[Stored records]
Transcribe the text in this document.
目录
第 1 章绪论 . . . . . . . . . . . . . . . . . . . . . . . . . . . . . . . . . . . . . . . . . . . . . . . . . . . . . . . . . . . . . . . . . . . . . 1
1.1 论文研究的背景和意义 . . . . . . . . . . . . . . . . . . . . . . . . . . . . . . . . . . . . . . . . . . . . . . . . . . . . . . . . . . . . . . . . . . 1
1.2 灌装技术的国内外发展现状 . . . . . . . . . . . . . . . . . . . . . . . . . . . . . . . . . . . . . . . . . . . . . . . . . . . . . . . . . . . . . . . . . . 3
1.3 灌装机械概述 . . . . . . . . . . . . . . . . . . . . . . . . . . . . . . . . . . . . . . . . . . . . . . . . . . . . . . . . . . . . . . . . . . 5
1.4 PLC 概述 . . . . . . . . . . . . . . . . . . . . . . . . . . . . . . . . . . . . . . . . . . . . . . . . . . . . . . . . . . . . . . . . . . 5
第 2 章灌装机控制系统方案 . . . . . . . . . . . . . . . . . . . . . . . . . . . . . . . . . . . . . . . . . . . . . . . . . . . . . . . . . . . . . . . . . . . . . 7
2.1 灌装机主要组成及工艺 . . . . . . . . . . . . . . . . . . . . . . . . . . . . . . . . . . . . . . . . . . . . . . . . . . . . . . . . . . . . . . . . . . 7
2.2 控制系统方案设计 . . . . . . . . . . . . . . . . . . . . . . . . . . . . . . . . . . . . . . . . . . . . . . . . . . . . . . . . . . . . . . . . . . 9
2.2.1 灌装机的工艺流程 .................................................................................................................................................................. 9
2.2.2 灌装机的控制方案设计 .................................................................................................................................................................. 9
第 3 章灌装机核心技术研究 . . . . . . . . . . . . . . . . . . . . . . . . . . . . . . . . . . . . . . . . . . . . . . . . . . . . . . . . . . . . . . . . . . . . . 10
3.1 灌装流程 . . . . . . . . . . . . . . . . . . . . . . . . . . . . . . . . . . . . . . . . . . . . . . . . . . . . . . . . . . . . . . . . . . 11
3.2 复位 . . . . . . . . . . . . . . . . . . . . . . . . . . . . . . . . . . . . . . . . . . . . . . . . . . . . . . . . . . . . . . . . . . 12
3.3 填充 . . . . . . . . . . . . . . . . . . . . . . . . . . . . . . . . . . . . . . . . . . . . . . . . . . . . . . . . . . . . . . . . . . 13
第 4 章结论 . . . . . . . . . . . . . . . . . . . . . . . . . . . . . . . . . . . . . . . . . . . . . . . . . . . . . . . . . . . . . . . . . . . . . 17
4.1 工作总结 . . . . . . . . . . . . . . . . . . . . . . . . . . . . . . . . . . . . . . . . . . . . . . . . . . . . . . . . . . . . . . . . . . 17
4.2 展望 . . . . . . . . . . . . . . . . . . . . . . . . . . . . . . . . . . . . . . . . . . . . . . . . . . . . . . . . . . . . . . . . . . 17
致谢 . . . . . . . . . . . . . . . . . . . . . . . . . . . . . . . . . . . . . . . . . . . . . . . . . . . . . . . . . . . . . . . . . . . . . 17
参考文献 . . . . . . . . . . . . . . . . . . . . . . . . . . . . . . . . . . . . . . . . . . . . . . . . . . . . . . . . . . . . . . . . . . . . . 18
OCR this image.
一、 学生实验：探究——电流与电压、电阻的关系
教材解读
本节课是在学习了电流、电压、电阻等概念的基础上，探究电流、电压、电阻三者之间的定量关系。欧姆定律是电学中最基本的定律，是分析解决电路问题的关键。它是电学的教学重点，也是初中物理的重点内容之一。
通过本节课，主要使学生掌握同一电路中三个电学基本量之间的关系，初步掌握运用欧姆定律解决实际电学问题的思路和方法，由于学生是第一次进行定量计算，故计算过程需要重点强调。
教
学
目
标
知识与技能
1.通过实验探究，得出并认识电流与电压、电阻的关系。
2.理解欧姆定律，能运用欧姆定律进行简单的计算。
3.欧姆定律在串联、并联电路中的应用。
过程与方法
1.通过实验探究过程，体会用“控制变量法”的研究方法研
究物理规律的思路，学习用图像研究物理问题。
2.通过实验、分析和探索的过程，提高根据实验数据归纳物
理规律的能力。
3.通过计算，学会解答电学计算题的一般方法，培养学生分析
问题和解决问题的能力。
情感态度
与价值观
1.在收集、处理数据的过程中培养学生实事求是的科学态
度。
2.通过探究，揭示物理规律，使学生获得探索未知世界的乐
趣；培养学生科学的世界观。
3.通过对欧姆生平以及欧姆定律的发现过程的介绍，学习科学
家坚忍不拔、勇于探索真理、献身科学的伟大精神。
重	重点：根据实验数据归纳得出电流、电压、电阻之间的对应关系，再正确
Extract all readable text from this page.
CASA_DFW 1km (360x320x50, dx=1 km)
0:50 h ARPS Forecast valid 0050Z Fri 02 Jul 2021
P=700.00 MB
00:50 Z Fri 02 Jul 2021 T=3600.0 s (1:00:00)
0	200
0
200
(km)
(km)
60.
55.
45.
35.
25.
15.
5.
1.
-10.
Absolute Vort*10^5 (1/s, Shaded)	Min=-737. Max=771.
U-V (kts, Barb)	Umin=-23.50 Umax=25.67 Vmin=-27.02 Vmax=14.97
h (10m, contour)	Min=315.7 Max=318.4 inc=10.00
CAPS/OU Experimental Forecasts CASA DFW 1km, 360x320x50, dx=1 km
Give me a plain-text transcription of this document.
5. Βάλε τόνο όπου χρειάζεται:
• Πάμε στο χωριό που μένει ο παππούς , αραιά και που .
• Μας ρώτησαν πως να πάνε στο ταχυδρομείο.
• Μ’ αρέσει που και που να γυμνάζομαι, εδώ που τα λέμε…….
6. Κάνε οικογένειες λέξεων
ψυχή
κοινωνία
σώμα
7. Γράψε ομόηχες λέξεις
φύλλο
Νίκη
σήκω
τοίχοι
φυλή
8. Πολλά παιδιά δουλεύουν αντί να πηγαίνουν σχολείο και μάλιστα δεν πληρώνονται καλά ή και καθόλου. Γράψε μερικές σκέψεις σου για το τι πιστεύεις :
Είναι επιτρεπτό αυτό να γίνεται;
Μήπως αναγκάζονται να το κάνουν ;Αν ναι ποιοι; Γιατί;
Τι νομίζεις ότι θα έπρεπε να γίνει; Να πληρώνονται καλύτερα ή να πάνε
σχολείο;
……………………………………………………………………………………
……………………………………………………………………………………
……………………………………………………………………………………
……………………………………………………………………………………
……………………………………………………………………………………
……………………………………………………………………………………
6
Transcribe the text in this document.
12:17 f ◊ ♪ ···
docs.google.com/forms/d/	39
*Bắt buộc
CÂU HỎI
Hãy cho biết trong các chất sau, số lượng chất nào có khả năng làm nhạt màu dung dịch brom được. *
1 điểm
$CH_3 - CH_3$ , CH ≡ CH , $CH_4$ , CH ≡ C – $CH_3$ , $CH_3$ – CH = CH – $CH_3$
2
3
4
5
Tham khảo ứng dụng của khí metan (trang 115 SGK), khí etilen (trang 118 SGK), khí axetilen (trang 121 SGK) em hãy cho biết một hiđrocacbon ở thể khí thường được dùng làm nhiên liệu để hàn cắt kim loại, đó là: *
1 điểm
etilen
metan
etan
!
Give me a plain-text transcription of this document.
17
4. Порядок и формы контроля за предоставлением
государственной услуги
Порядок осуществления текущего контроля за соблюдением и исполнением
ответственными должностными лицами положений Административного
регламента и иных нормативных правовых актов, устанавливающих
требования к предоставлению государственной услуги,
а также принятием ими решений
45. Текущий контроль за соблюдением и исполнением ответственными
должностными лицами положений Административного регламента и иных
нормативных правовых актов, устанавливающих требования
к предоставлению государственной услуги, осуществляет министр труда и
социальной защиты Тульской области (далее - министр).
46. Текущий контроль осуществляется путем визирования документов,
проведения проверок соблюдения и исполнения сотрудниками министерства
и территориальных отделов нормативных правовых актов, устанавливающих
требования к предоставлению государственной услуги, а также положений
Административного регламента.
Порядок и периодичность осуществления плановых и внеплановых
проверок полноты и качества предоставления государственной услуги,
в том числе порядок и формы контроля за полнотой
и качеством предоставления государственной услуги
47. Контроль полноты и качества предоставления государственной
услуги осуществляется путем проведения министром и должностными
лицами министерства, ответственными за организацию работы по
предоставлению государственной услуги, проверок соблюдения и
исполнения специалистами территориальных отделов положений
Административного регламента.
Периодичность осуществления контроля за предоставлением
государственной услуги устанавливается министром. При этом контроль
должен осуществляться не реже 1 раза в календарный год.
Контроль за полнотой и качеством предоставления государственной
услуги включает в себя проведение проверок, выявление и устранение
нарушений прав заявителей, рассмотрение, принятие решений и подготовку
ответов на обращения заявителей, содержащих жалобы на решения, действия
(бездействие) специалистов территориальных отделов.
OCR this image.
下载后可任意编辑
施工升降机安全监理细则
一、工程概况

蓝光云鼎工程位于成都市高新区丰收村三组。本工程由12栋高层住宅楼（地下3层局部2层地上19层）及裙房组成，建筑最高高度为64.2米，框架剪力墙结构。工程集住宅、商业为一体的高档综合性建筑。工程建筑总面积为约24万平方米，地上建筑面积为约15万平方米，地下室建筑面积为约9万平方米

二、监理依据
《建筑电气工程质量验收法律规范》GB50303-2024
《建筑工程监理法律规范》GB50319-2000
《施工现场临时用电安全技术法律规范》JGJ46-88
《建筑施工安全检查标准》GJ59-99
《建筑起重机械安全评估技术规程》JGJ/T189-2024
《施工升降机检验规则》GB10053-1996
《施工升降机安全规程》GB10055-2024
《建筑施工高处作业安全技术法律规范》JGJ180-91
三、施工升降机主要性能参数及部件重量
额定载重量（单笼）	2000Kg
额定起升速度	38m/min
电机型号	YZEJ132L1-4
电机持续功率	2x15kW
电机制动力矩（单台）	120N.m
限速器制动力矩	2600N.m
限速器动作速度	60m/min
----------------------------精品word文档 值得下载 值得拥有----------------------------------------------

TASK STATEMENT
Pull out every line of the records that includes the string "качества".

WORKED ANSWER
проверок полноты и качества предоставления государственной услуги,
47. Контроль полноты и качества предоставления государственной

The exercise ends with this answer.